Directions for this task ▸ Count the lines in the records below that contain the word "museum", and give only that number.

Exercise input ▸
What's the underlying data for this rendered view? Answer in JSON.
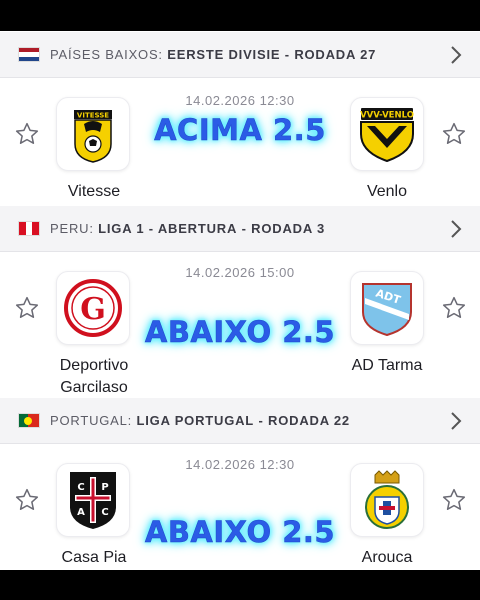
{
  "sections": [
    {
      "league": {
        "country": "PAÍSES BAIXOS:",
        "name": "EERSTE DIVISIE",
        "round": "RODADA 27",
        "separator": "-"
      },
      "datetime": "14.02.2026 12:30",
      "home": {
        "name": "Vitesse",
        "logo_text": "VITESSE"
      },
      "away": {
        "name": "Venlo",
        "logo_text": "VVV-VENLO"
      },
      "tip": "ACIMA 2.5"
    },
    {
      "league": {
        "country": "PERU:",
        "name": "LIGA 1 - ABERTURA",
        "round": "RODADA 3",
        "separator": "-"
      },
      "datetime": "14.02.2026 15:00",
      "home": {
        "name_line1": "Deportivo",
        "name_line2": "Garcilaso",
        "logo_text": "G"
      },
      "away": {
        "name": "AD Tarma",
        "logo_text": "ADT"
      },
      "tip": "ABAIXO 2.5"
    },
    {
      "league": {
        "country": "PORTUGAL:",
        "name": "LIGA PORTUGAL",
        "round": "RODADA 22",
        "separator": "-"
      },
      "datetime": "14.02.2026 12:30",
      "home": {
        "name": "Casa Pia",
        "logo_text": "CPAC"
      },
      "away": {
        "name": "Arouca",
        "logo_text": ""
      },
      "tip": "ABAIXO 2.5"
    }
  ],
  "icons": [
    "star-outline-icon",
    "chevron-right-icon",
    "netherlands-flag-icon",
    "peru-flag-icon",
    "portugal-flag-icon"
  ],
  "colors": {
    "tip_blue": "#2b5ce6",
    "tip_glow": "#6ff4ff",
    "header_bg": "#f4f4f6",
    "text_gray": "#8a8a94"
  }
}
* * *
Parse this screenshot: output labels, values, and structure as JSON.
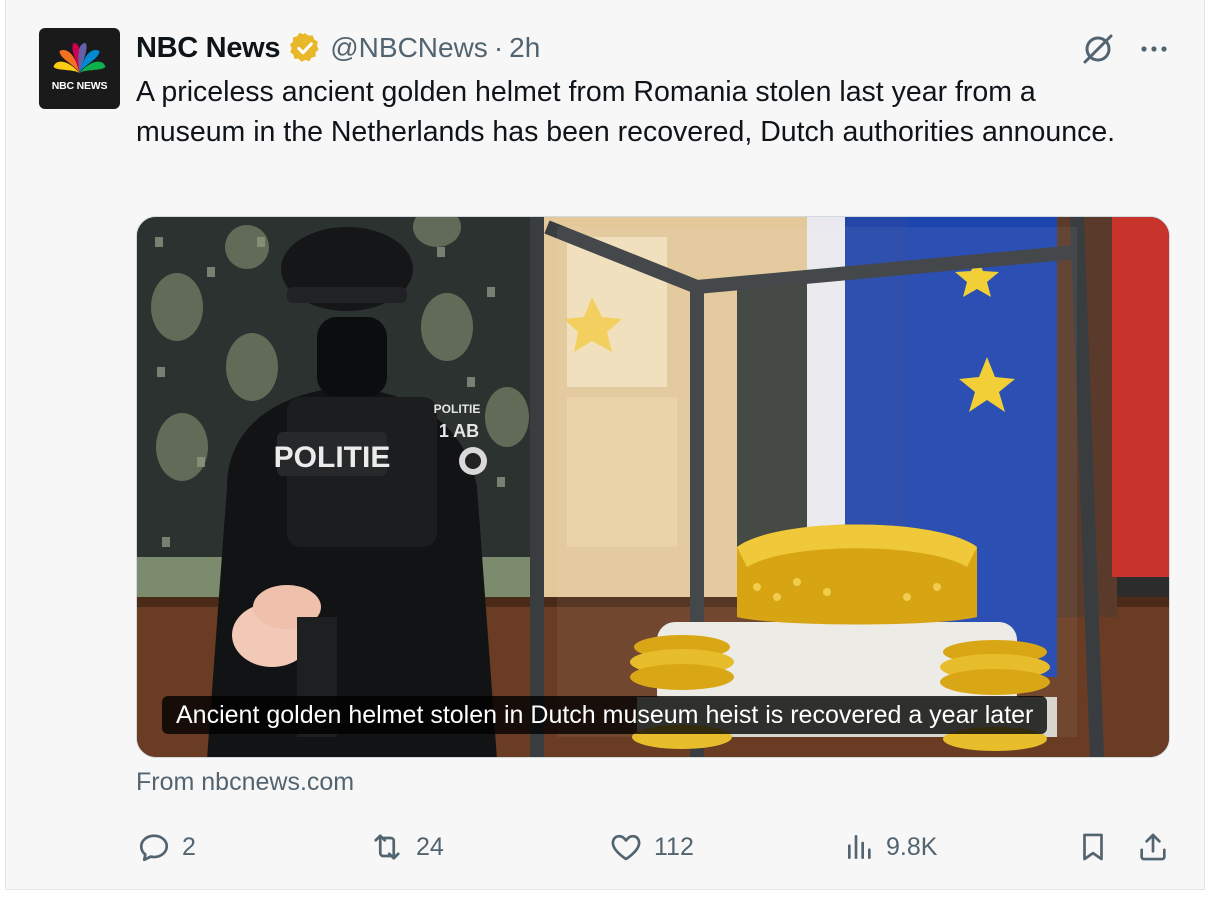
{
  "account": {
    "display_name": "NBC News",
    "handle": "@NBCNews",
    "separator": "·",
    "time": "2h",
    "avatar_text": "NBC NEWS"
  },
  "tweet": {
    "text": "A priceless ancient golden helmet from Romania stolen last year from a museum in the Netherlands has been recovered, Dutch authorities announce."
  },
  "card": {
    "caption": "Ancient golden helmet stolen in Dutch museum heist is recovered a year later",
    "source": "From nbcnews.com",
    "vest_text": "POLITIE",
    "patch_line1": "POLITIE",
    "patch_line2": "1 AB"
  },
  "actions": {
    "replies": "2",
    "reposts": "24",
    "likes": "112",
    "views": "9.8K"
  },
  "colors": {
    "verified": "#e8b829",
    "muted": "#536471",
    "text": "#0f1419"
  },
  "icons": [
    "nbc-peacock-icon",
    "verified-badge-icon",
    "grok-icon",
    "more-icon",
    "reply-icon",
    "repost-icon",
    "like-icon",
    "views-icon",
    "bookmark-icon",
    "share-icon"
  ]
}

Reply ▸ 2